Problem:
Quote the records beneath, complete and exact. Leave out images.
┄┄┄┄┄┄┄┄┄┄
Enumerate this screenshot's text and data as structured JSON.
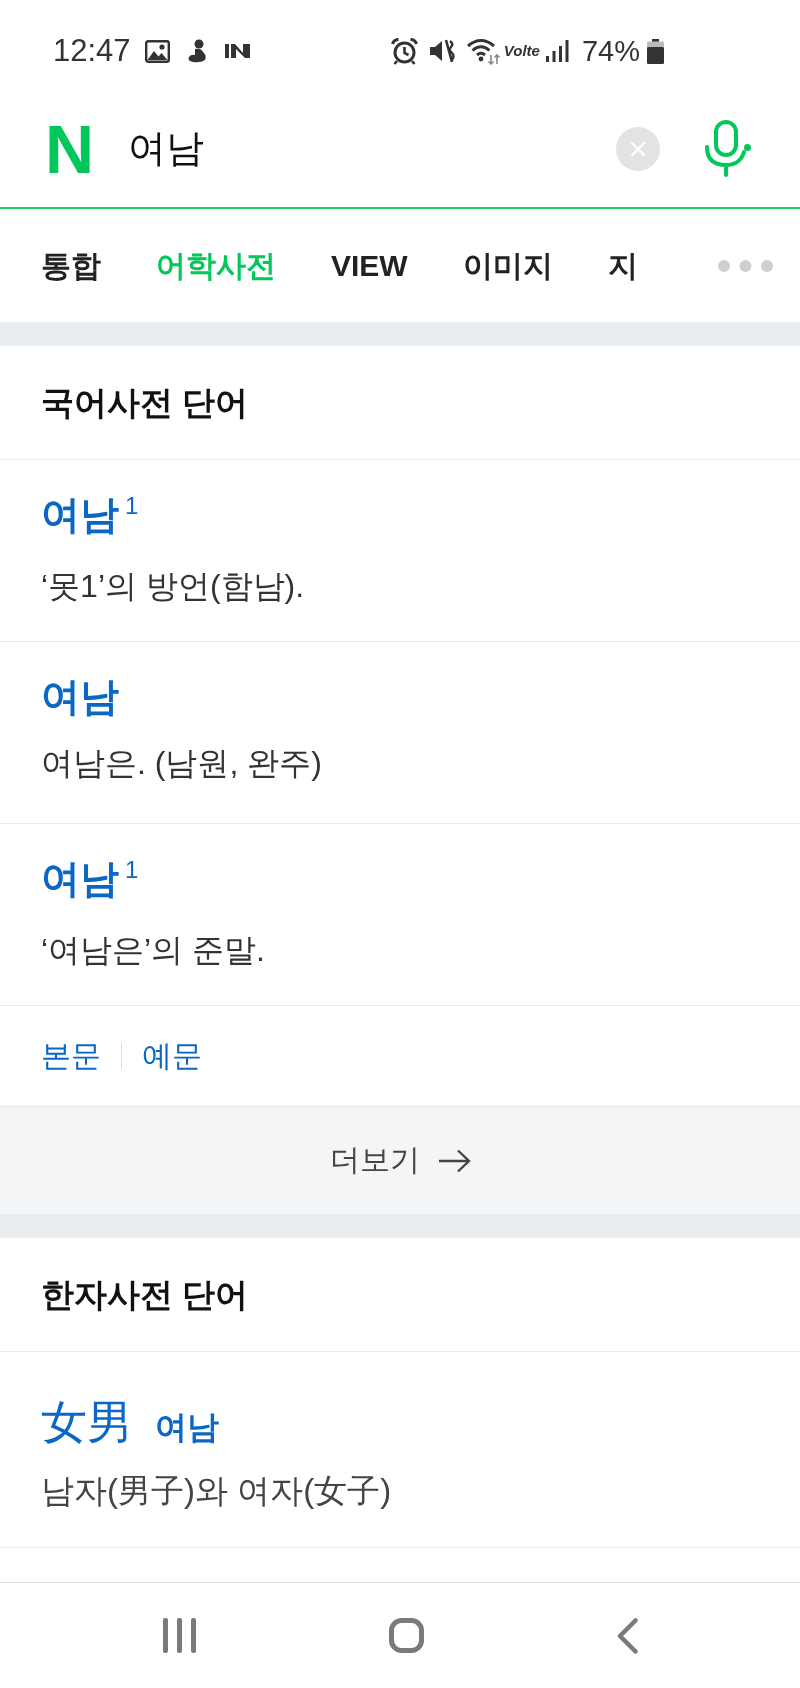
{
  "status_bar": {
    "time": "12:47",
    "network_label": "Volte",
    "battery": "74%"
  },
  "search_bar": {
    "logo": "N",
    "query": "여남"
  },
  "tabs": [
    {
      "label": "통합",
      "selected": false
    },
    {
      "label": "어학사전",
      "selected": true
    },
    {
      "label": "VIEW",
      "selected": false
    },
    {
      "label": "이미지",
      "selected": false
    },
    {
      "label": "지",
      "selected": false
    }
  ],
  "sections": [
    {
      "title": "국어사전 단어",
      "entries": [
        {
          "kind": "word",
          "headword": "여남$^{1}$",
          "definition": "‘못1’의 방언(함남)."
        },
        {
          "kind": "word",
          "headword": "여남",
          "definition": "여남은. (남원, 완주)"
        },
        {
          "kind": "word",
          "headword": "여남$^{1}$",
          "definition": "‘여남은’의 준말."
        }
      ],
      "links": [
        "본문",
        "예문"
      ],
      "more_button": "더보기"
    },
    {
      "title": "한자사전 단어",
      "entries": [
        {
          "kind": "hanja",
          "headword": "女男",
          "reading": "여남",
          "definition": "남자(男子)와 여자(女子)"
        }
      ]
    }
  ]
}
┄┄┄┄┄┄┄┄┄┄
Problem solution:
Enumerate this screenshot's text and data as structured JSON.
{
  "status_bar": {
    "time": "12:47",
    "network_label": "Volte",
    "battery": "74%"
  },
  "search_bar": {
    "logo": "N",
    "query": "여남"
  },
  "tabs": [
    {
      "label": "통합",
      "selected": false
    },
    {
      "label": "어학사전",
      "selected": true
    },
    {
      "label": "VIEW",
      "selected": false
    },
    {
      "label": "이미지",
      "selected": false
    },
    {
      "label": "지",
      "selected": false
    }
  ],
  "sections": [
    {
      "title": "국어사전 단어",
      "entries": [
        {
          "kind": "word",
          "headword": "여남$^{1}$",
          "definition": "‘못1’의 방언(함남)."
        },
        {
          "kind": "word",
          "headword": "여남",
          "definition": "여남은. (남원, 완주)"
        },
        {
          "kind": "word",
          "headword": "여남$^{1}$",
          "definition": "‘여남은’의 준말."
        }
      ],
      "links": [
        "본문",
        "예문"
      ],
      "more_button": "더보기"
    },
    {
      "title": "한자사전 단어",
      "entries": [
        {
          "kind": "hanja",
          "headword": "女男",
          "reading": "여남",
          "definition": "남자(男子)와 여자(女子)"
        }
      ]
    }
  ]
}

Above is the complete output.